▸ **Task statement**
Reproduce the material exactly, omitting nothing.

(Records from a data collection)
▬▬▬▬▬▬▬▬▬▬
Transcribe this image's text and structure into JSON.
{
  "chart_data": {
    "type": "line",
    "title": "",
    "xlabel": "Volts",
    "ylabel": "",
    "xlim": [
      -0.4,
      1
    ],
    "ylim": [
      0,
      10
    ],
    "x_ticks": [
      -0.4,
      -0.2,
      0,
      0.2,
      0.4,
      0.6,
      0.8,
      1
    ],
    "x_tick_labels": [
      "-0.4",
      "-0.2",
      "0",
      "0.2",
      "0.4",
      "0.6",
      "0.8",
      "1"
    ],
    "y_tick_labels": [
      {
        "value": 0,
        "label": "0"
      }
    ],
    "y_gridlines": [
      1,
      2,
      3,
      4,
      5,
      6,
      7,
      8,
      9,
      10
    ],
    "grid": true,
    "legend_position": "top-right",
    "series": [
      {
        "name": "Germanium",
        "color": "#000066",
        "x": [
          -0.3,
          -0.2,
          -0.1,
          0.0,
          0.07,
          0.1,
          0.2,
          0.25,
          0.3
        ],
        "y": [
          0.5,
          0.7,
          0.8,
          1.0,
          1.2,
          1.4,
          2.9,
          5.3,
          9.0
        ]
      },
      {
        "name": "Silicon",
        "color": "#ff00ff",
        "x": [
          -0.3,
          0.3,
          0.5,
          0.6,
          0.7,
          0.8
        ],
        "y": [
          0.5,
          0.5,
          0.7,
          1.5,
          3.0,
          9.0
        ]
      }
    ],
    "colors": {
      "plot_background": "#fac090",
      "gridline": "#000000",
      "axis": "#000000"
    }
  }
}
▬▬▬▬▬▬▬▬▬▬
▸ **Task result**
Transcribe this image's text and structure into JSON.
{
  "chart_data": {
    "type": "line",
    "title": "",
    "xlabel": "Volts",
    "ylabel": "",
    "xlim": [
      -0.4,
      1
    ],
    "ylim": [
      0,
      10
    ],
    "x_ticks": [
      -0.4,
      -0.2,
      0,
      0.2,
      0.4,
      0.6,
      0.8,
      1
    ],
    "x_tick_labels": [
      "-0.4",
      "-0.2",
      "0",
      "0.2",
      "0.4",
      "0.6",
      "0.8",
      "1"
    ],
    "y_tick_labels": [
      {
        "value": 0,
        "label": "0"
      }
    ],
    "y_gridlines": [
      1,
      2,
      3,
      4,
      5,
      6,
      7,
      8,
      9,
      10
    ],
    "grid": true,
    "legend_position": "top-right",
    "series": [
      {
        "name": "Germanium",
        "color": "#000066",
        "x": [
          -0.3,
          -0.2,
          -0.1,
          0.0,
          0.07,
          0.1,
          0.2,
          0.25,
          0.3
        ],
        "y": [
          0.5,
          0.7,
          0.8,
          1.0,
          1.2,
          1.4,
          2.9,
          5.3,
          9.0
        ]
      },
      {
        "name": "Silicon",
        "color": "#ff00ff",
        "x": [
          -0.3,
          0.3,
          0.5,
          0.6,
          0.7,
          0.8
        ],
        "y": [
          0.5,
          0.5,
          0.7,
          1.5,
          3.0,
          9.0
        ]
      }
    ],
    "colors": {
      "plot_background": "#fac090",
      "gridline": "#000000",
      "axis": "#000000"
    }
  }
}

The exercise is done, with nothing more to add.